#### [Written exercise]
Extract, word for word, each line from the line holding "Transcribe this image's" through the end of the records. Omit every picture.

#### [Material provided]
** begin **

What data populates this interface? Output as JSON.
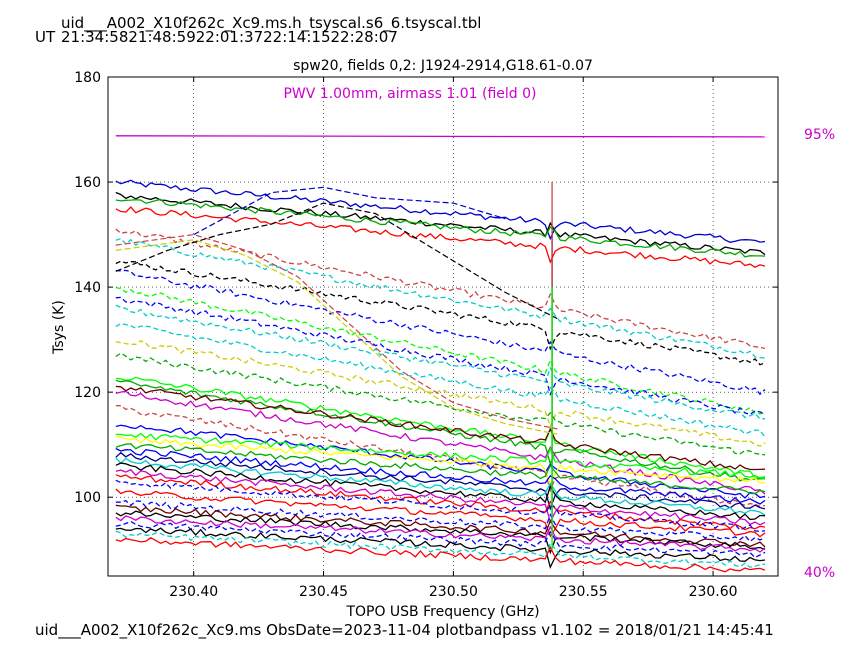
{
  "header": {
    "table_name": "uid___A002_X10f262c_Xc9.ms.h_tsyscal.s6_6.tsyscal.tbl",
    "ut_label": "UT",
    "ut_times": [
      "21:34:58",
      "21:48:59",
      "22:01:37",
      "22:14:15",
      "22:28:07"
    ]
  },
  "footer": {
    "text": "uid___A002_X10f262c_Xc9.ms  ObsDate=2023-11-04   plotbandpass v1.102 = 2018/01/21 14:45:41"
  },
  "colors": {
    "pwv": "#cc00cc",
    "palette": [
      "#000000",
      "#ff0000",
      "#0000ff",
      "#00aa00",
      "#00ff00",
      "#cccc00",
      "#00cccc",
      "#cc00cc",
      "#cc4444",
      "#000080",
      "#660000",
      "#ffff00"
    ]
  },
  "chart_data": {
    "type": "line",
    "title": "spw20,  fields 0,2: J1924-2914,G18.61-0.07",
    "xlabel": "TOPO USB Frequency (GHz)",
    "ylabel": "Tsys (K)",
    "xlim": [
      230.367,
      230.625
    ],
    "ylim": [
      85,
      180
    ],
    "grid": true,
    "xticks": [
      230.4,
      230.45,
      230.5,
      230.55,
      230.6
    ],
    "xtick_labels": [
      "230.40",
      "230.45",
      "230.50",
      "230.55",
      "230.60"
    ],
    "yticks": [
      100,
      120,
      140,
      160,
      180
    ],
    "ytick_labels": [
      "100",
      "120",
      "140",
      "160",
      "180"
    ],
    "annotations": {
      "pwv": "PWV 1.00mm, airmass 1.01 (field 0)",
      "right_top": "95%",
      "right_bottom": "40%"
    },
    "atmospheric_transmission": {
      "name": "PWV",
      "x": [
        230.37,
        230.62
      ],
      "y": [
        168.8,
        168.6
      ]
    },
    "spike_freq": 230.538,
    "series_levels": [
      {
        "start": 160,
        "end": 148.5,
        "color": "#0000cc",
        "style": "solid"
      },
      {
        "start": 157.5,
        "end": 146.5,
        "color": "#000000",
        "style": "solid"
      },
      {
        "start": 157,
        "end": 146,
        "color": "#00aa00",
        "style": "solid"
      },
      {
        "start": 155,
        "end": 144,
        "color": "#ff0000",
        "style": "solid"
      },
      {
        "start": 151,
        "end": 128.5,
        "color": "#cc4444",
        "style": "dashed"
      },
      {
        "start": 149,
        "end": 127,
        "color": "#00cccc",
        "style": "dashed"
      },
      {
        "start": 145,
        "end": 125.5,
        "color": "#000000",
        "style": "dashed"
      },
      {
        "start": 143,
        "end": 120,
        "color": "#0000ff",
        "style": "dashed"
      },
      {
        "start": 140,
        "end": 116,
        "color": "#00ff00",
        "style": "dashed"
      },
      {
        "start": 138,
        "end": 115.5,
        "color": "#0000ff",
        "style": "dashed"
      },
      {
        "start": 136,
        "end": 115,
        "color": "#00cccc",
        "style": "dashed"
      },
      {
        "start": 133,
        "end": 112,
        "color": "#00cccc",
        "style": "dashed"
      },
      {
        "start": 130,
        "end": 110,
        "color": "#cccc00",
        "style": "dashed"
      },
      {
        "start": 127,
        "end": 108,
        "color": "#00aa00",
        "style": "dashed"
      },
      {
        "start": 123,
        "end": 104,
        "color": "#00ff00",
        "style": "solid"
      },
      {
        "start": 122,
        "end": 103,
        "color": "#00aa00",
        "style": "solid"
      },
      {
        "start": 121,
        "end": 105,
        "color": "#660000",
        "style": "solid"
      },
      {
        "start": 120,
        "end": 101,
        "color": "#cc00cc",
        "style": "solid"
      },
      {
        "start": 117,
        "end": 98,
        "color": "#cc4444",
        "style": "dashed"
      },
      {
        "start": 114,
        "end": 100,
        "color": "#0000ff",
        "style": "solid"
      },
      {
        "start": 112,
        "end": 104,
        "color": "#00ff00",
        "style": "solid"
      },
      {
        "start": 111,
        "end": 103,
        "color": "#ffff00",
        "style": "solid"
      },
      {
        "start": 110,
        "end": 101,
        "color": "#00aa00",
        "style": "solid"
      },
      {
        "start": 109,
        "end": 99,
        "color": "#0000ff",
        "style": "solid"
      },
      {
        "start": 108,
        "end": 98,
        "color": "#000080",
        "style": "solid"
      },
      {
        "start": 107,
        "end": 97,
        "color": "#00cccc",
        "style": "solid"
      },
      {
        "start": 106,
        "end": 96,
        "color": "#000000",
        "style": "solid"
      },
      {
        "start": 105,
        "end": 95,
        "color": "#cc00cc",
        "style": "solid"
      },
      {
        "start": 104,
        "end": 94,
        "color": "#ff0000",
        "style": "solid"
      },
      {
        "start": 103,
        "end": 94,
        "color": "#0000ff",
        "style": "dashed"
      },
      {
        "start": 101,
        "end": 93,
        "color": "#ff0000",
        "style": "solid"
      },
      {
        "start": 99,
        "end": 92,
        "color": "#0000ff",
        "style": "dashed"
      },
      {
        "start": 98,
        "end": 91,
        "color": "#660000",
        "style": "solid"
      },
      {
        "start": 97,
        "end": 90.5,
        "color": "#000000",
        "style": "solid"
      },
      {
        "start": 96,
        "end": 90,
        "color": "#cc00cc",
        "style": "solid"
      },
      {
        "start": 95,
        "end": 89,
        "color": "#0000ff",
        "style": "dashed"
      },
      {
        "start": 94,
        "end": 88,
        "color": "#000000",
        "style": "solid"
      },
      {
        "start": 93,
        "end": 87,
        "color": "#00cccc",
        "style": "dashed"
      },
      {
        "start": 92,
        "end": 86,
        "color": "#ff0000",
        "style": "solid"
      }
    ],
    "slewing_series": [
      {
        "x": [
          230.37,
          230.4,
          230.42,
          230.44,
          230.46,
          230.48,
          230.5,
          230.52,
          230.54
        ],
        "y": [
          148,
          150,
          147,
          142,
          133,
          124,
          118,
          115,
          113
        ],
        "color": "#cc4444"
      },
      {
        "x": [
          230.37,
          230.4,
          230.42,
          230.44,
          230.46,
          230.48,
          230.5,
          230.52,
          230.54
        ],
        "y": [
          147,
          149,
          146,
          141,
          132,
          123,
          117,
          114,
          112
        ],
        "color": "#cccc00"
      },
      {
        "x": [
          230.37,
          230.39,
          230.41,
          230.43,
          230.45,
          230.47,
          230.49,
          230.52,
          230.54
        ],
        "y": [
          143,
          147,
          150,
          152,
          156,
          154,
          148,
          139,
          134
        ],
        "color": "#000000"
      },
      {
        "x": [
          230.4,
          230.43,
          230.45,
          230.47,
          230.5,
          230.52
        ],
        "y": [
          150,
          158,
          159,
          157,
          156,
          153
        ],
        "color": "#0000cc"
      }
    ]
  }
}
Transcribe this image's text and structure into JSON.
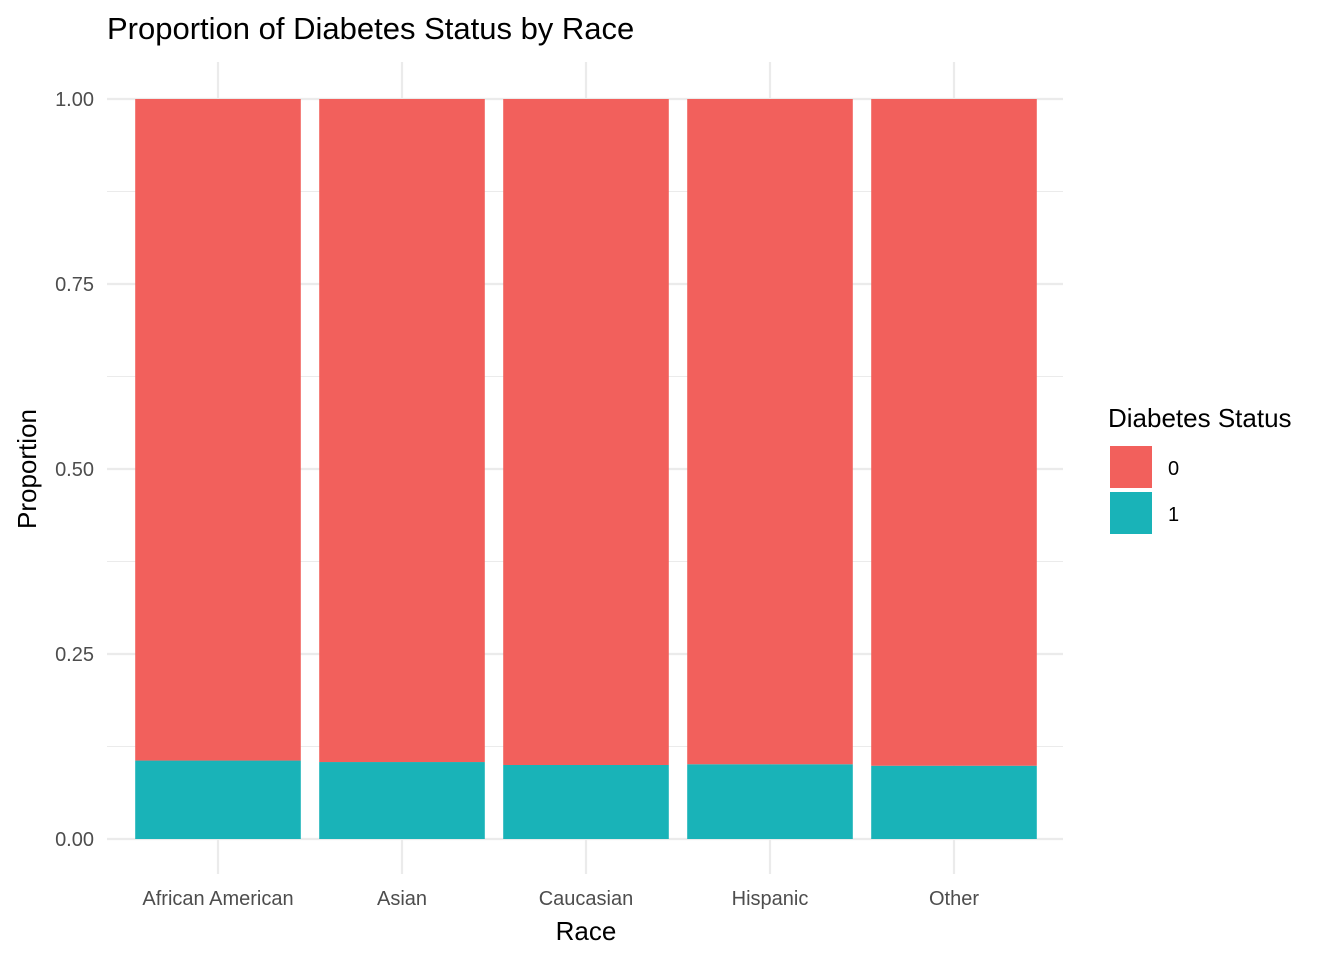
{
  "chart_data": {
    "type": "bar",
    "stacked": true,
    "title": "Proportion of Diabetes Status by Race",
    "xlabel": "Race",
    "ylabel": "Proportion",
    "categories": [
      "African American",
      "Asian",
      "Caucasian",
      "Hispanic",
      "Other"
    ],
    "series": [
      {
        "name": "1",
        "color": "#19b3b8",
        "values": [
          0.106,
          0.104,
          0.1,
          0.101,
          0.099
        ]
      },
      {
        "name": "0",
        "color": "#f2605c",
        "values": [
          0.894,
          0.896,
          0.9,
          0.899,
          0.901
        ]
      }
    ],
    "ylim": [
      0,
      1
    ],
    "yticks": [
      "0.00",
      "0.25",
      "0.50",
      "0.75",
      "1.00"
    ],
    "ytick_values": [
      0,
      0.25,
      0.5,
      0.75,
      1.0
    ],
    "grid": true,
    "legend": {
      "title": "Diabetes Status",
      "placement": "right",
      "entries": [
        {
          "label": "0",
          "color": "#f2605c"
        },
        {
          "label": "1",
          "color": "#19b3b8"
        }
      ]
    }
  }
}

** end **

#### [Final result]
Transcribe this image's text and structure into JSON.
{
  "chart_data": {
    "type": "bar",
    "stacked": true,
    "title": "Proportion of Diabetes Status by Race",
    "xlabel": "Race",
    "ylabel": "Proportion",
    "categories": [
      "African American",
      "Asian",
      "Caucasian",
      "Hispanic",
      "Other"
    ],
    "series": [
      {
        "name": "1",
        "color": "#19b3b8",
        "values": [
          0.106,
          0.104,
          0.1,
          0.101,
          0.099
        ]
      },
      {
        "name": "0",
        "color": "#f2605c",
        "values": [
          0.894,
          0.896,
          0.9,
          0.899,
          0.901
        ]
      }
    ],
    "ylim": [
      0,
      1
    ],
    "yticks": [
      "0.00",
      "0.25",
      "0.50",
      "0.75",
      "1.00"
    ],
    "ytick_values": [
      0,
      0.25,
      0.5,
      0.75,
      1.0
    ],
    "grid": true,
    "legend": {
      "title": "Diabetes Status",
      "placement": "right",
      "entries": [
        {
          "label": "0",
          "color": "#f2605c"
        },
        {
          "label": "1",
          "color": "#19b3b8"
        }
      ]
    }
  }
}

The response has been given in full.